* Task to complete
Lines before the one containing "What data populates" are excluded. Repeat that line and every line after it, exactly.

================

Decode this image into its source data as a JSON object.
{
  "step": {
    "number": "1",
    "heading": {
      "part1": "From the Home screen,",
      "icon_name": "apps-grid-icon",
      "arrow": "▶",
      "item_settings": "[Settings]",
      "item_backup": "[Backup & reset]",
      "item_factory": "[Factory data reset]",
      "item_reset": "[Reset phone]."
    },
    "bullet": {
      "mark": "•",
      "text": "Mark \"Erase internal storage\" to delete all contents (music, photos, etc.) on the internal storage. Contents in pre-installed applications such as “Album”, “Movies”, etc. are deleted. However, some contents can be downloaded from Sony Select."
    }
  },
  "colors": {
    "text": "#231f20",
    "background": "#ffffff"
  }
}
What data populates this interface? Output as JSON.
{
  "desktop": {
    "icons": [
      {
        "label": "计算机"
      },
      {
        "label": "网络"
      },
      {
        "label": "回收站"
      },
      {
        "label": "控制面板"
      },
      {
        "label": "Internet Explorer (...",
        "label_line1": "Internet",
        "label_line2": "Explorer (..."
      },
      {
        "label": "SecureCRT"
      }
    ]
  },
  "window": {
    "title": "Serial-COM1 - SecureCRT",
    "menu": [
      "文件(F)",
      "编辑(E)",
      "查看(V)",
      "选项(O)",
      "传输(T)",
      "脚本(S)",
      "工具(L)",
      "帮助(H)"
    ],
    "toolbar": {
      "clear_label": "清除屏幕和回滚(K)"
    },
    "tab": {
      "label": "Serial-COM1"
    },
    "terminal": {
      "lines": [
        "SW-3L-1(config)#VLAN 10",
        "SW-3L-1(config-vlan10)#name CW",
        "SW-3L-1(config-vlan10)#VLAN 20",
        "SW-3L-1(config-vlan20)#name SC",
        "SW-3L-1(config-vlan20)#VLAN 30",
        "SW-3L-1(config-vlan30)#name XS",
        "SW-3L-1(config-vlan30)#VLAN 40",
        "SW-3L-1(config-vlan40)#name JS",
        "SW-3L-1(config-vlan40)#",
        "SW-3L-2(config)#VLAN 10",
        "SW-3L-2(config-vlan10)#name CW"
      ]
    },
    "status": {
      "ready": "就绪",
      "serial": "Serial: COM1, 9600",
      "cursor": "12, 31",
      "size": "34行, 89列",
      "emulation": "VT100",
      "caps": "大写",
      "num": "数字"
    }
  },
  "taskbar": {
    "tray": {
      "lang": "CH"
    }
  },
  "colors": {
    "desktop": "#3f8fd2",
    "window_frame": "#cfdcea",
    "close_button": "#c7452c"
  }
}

================

* Answer to the problem
What data populates this interface? Output as JSON.
{
  "desktop": {
    "icons": [
      {
        "label": "计算机"
      },
      {
        "label": "网络"
      },
      {
        "label": "回收站"
      },
      {
        "label": "控制面板"
      },
      {
        "label": "Internet Explorer (...",
        "label_line1": "Internet",
        "label_line2": "Explorer (..."
      },
      {
        "label": "SecureCRT"
      }
    ]
  },
  "window": {
    "title": "Serial-COM1 - SecureCRT",
    "menu": [
      "文件(F)",
      "编辑(E)",
      "查看(V)",
      "选项(O)",
      "传输(T)",
      "脚本(S)",
      "工具(L)",
      "帮助(H)"
    ],
    "toolbar": {
      "clear_label": "清除屏幕和回滚(K)"
    },
    "tab": {
      "label": "Serial-COM1"
    },
    "terminal": {
      "lines": [
        "SW-3L-1(config)#VLAN 10",
        "SW-3L-1(config-vlan10)#name CW",
        "SW-3L-1(config-vlan10)#VLAN 20",
        "SW-3L-1(config-vlan20)#name SC",
        "SW-3L-1(config-vlan20)#VLAN 30",
        "SW-3L-1(config-vlan30)#name XS",
        "SW-3L-1(config-vlan30)#VLAN 40",
        "SW-3L-1(config-vlan40)#name JS",
        "SW-3L-1(config-vlan40)#",
        "SW-3L-2(config)#VLAN 10",
        "SW-3L-2(config-vlan10)#name CW"
      ]
    },
    "status": {
      "ready": "就绪",
      "serial": "Serial: COM1, 9600",
      "cursor": "12, 31",
      "size": "34行, 89列",
      "emulation": "VT100",
      "caps": "大写",
      "num": "数字"
    }
  },
  "taskbar": {
    "tray": {
      "lang": "CH"
    }
  },
  "colors": {
    "desktop": "#3f8fd2",
    "window_frame": "#cfdcea",
    "close_button": "#c7452c"
  }
}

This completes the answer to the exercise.